» **What is needed**
Where the data below has the string "Энергетический", return the whole line.

» **Dataset**

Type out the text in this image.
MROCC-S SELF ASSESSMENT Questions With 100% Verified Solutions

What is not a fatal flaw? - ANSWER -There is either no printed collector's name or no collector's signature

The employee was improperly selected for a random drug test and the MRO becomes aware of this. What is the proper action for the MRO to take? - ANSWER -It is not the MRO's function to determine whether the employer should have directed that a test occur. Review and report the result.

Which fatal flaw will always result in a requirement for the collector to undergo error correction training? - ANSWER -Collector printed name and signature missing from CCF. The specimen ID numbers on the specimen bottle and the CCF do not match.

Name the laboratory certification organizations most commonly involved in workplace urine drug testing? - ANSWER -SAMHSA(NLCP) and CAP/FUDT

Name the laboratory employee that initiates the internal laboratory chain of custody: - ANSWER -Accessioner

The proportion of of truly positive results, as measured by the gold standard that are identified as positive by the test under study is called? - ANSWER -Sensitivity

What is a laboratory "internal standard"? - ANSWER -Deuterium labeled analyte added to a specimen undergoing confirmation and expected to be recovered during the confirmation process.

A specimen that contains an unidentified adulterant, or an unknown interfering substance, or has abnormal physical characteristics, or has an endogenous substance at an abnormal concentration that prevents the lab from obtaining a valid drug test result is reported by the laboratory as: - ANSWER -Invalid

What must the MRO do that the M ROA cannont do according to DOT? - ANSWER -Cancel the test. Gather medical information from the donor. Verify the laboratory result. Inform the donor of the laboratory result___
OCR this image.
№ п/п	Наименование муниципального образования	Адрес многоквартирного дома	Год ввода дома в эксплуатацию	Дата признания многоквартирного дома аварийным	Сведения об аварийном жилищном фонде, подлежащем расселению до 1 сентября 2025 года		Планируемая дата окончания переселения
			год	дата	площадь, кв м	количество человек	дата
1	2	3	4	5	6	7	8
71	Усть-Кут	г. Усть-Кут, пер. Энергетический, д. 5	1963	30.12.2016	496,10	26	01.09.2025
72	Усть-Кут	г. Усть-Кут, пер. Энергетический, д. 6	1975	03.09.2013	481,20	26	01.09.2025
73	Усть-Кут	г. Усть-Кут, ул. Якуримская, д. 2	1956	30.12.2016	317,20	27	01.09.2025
--
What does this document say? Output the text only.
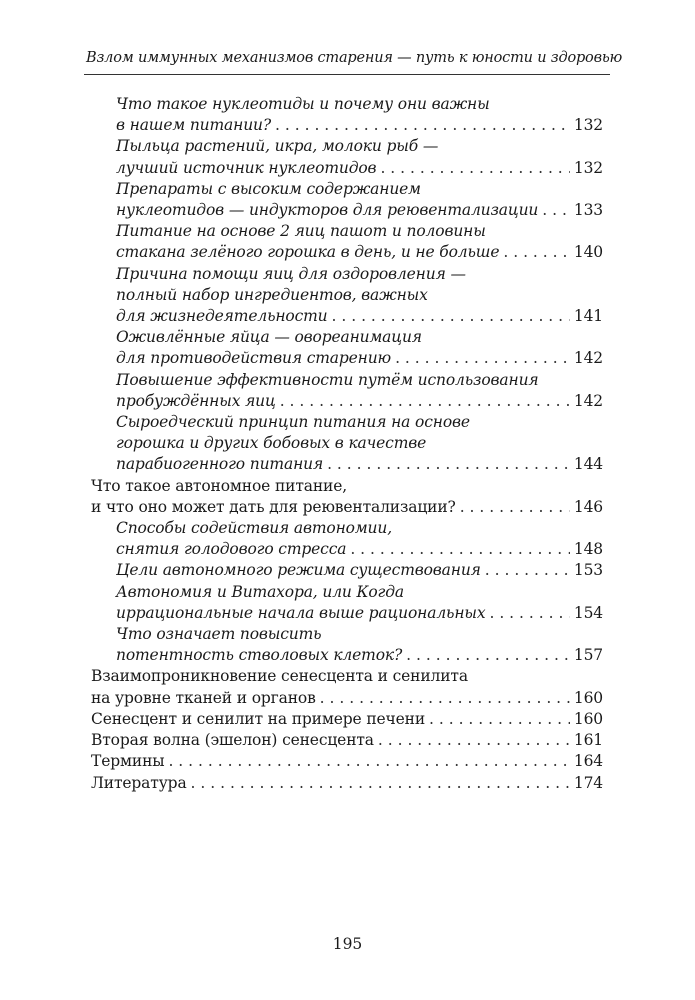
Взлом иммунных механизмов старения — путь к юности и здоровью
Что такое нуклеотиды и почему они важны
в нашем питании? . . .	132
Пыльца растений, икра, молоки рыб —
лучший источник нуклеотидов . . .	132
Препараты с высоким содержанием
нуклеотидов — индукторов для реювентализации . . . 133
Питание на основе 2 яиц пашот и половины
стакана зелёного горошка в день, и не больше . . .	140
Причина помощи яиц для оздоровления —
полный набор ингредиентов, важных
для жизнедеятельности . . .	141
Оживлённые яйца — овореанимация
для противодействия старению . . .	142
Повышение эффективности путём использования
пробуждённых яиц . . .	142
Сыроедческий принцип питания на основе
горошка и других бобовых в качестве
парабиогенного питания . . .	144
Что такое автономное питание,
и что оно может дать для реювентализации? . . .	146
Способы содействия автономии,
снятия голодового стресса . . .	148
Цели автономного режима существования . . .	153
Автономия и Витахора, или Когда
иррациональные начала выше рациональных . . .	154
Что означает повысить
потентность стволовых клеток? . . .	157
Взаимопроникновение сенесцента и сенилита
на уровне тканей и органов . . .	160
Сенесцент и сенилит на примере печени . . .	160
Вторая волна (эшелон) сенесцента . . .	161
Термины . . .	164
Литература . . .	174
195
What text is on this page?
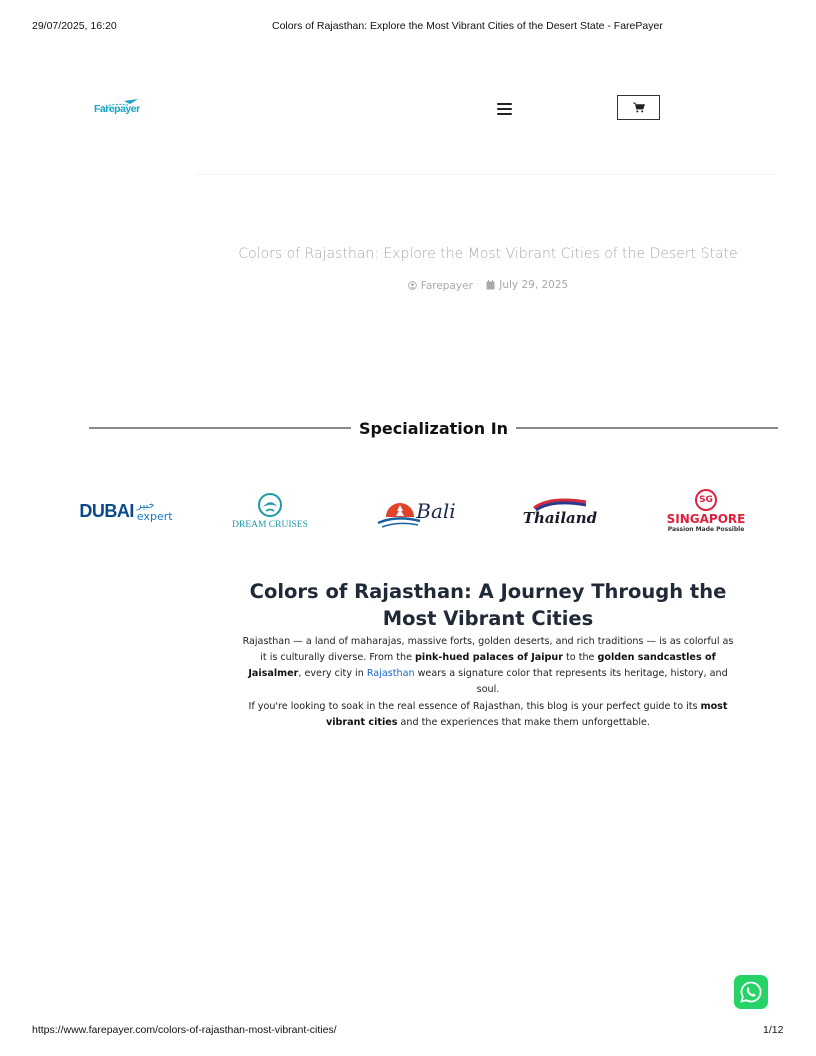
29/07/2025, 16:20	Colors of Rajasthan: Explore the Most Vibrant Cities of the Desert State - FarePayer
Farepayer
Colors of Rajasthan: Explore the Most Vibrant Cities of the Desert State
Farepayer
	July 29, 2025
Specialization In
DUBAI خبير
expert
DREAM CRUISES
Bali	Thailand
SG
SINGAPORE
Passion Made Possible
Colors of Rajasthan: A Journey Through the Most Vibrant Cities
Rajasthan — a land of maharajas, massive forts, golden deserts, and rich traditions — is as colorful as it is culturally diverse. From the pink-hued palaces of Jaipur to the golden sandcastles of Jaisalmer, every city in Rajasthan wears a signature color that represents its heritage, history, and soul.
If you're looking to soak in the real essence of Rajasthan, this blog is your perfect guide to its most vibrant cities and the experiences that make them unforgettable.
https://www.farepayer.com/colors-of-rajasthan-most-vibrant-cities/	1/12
...
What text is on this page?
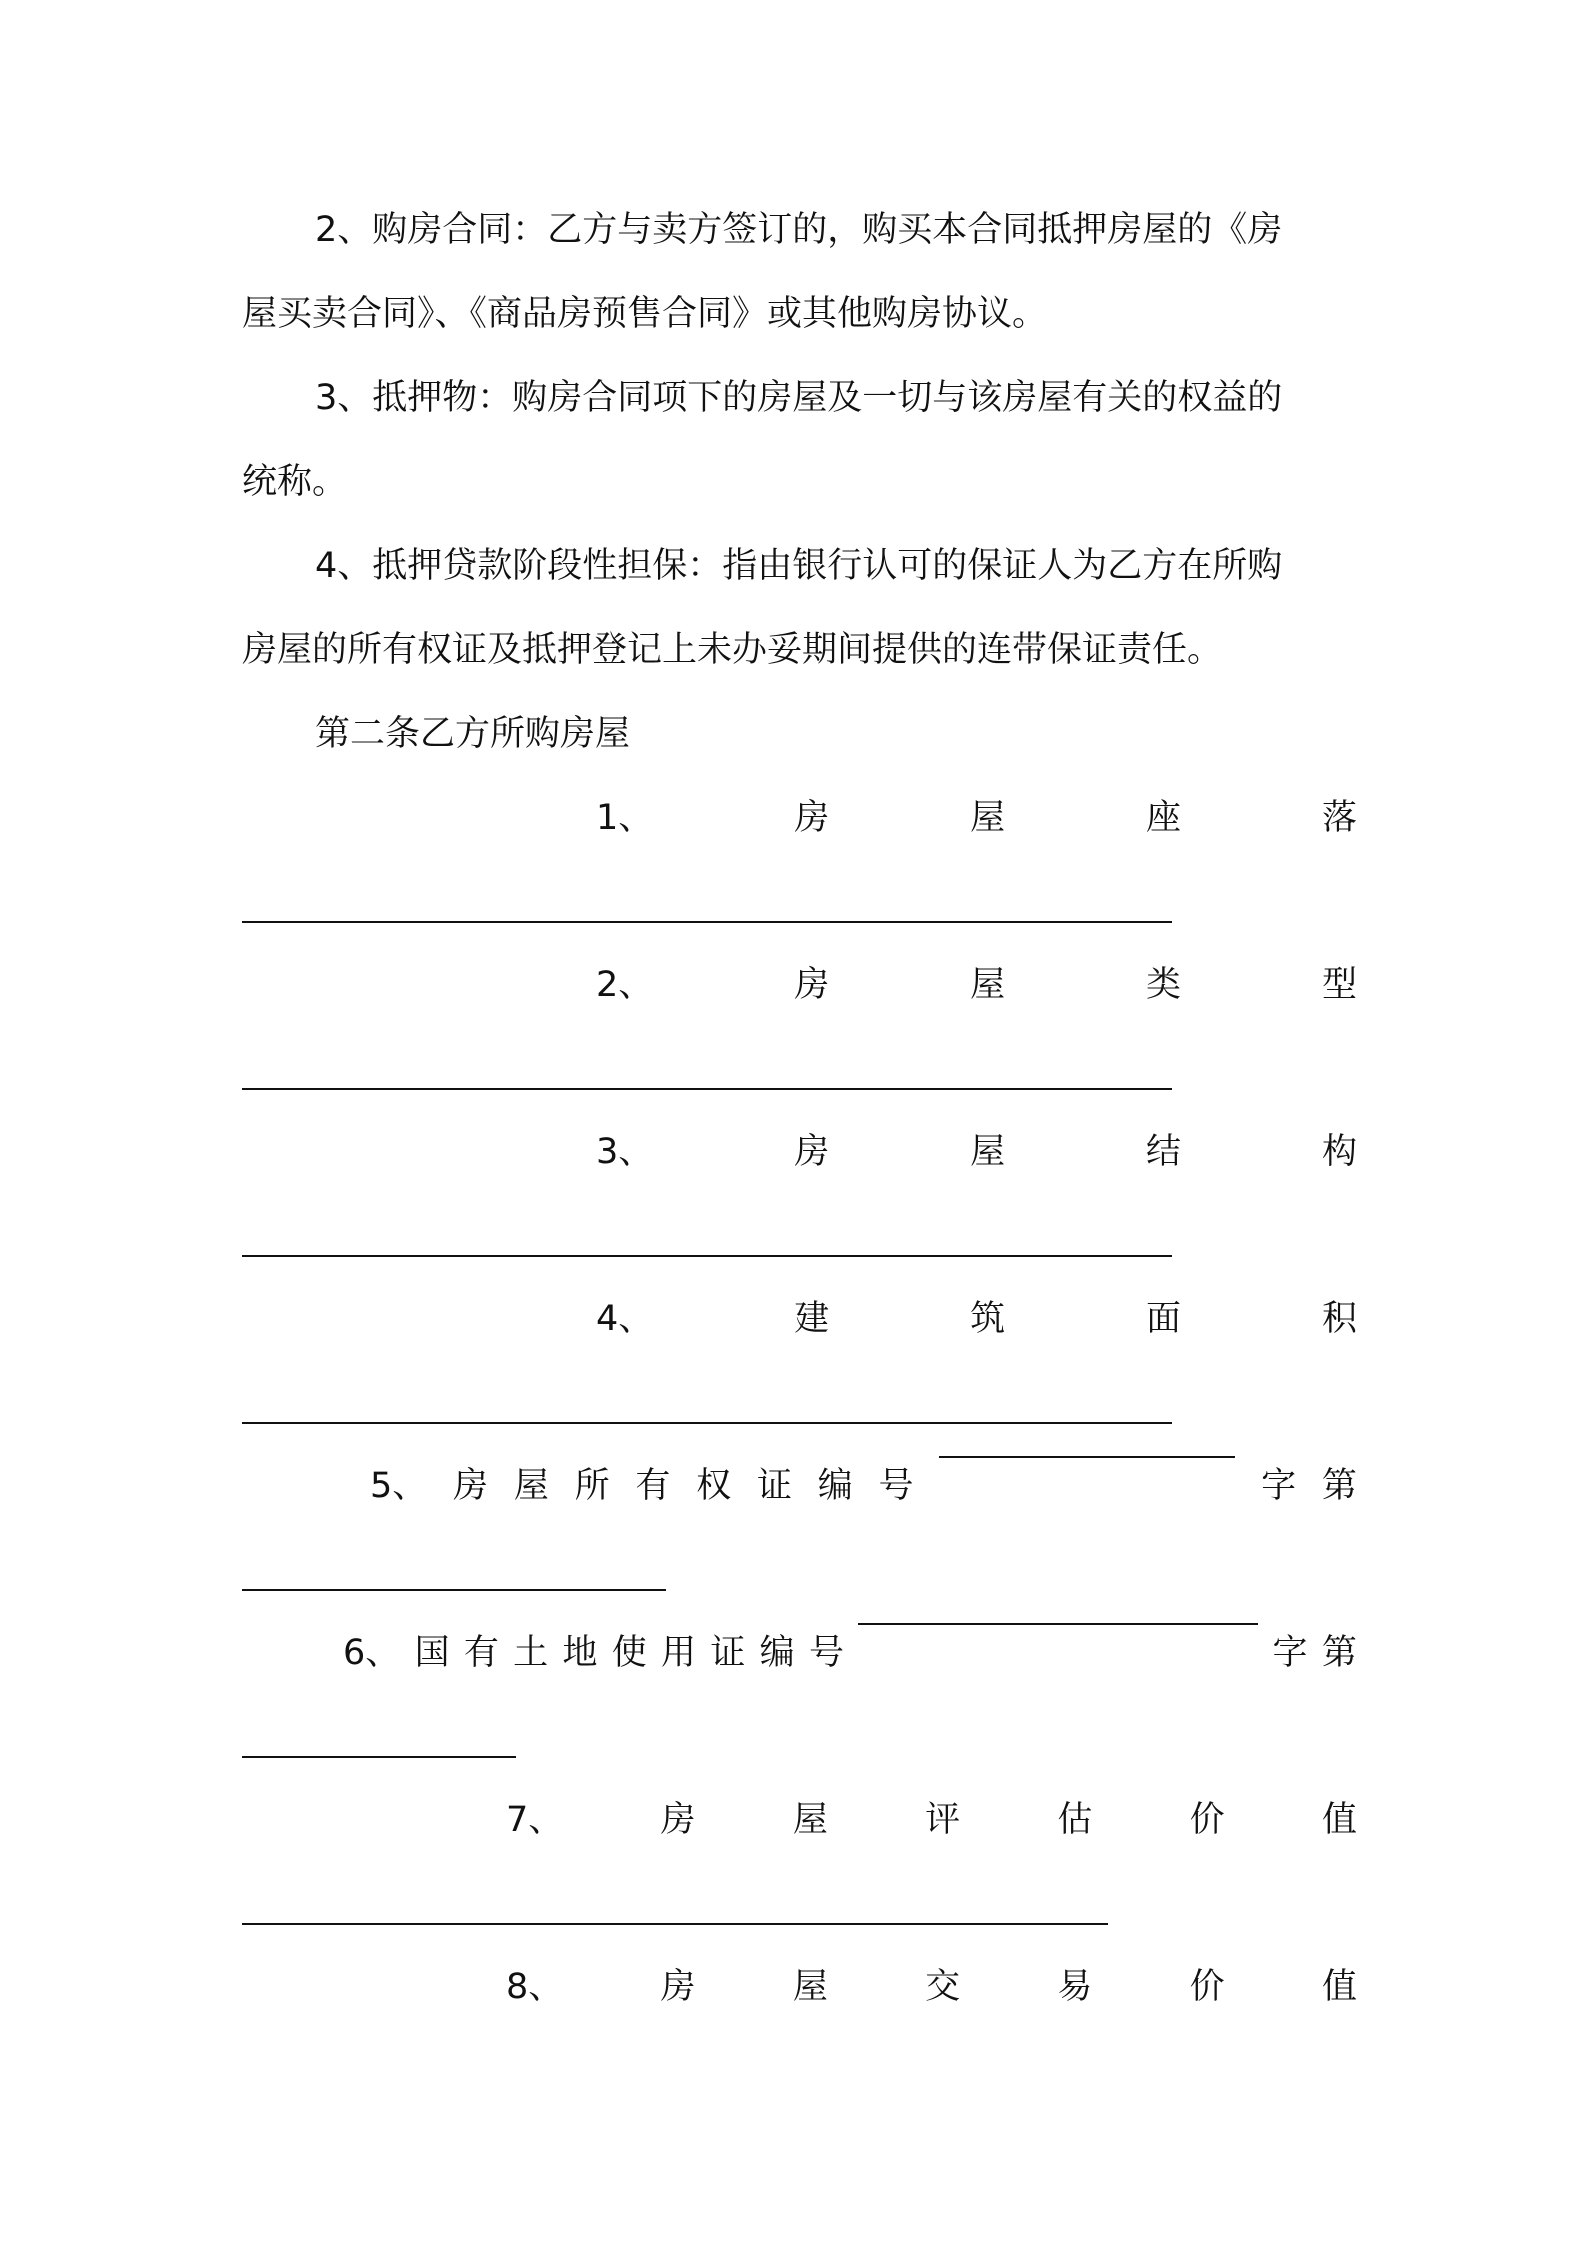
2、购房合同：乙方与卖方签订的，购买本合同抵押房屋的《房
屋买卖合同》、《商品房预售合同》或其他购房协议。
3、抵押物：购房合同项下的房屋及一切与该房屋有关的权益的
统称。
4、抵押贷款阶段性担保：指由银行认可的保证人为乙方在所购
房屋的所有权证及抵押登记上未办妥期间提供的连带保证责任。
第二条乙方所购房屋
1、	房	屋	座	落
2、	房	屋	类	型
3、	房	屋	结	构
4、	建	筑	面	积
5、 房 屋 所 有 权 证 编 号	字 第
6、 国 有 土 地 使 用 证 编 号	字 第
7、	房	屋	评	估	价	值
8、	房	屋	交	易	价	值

» **In response**
71	Усть-Кут	г. Усть-Кут, пер. Энергетический, д. 5	1963	30.12.2016	496,10	26	01.09.2025
72	Усть-Кут	г. Усть-Кут, пер. Энергетический, д. 6	1975	03.09.2013	481,20	26	01.09.2025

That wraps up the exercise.